# What to produce
In your copy, leave out the pictures; write out all the data exactly.

>> begin Provided entries

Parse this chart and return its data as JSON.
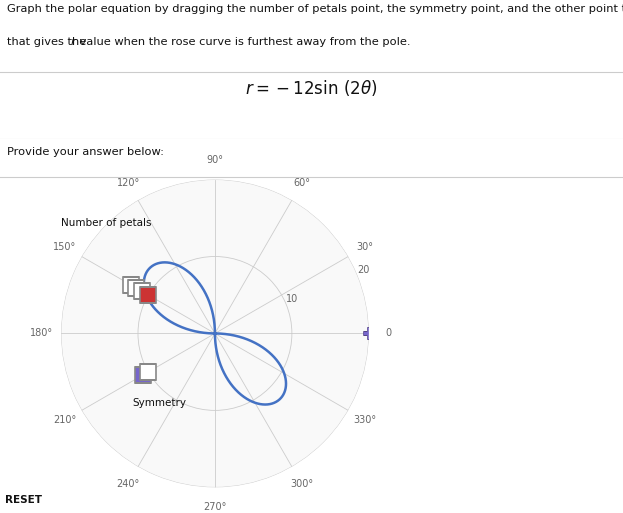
{
  "title_line1": "Graph the polar equation by dragging the number of petals point, the symmetry point, and the other point to the position",
  "title_line2": "that gives the  r  value when the rose curve is furthest away from the pole.",
  "equation_latex": "$r = -12\\sin\\,(2\\theta)$",
  "provide_text": "Provide your answer below:",
  "reset_text": "RESET",
  "bg_color": "#ffffff",
  "polar_face_color": "#f9f9f9",
  "grid_color": "#cccccc",
  "axis_line_color": "#666666",
  "curve_color": "#4472c4",
  "curve_lw": 1.8,
  "r_max": 20,
  "r_ticks": [
    10,
    20
  ],
  "angle_ticks_deg": [
    0,
    30,
    60,
    90,
    120,
    150,
    180,
    210,
    240,
    270,
    300,
    330
  ],
  "petals_point_theta_deg": 150,
  "petals_point_r": 10,
  "petals_fill_color": "#cc3333",
  "petals_label": "Number of petals",
  "symmetry_point_theta_deg": 210,
  "symmetry_point_r": 10,
  "symmetry_fill_color": "#7766cc",
  "symmetry_label": "Symmetry",
  "other_point_theta_deg": 0,
  "other_point_r": 20,
  "other_fill_color": "#7766cc",
  "fig_w": 6.23,
  "fig_h": 5.13,
  "dpi": 100
}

>> end Provided entries

# Result for this task
Parse this chart and return its data as JSON.
{
  "title_line1": "Graph the polar equation by dragging the number of petals point, the symmetry point, and the other point to the position",
  "title_line2": "that gives the  r  value when the rose curve is furthest away from the pole.",
  "equation_latex": "$r = -12\\sin\\,(2\\theta)$",
  "provide_text": "Provide your answer below:",
  "reset_text": "RESET",
  "bg_color": "#ffffff",
  "polar_face_color": "#f9f9f9",
  "grid_color": "#cccccc",
  "axis_line_color": "#666666",
  "curve_color": "#4472c4",
  "curve_lw": 1.8,
  "r_max": 20,
  "r_ticks": [
    10,
    20
  ],
  "angle_ticks_deg": [
    0,
    30,
    60,
    90,
    120,
    150,
    180,
    210,
    240,
    270,
    300,
    330
  ],
  "petals_point_theta_deg": 150,
  "petals_point_r": 10,
  "petals_fill_color": "#cc3333",
  "petals_label": "Number of petals",
  "symmetry_point_theta_deg": 210,
  "symmetry_point_r": 10,
  "symmetry_fill_color": "#7766cc",
  "symmetry_label": "Symmetry",
  "other_point_theta_deg": 0,
  "other_point_r": 20,
  "other_fill_color": "#7766cc",
  "fig_w": 6.23,
  "fig_h": 5.13,
  "dpi": 100
}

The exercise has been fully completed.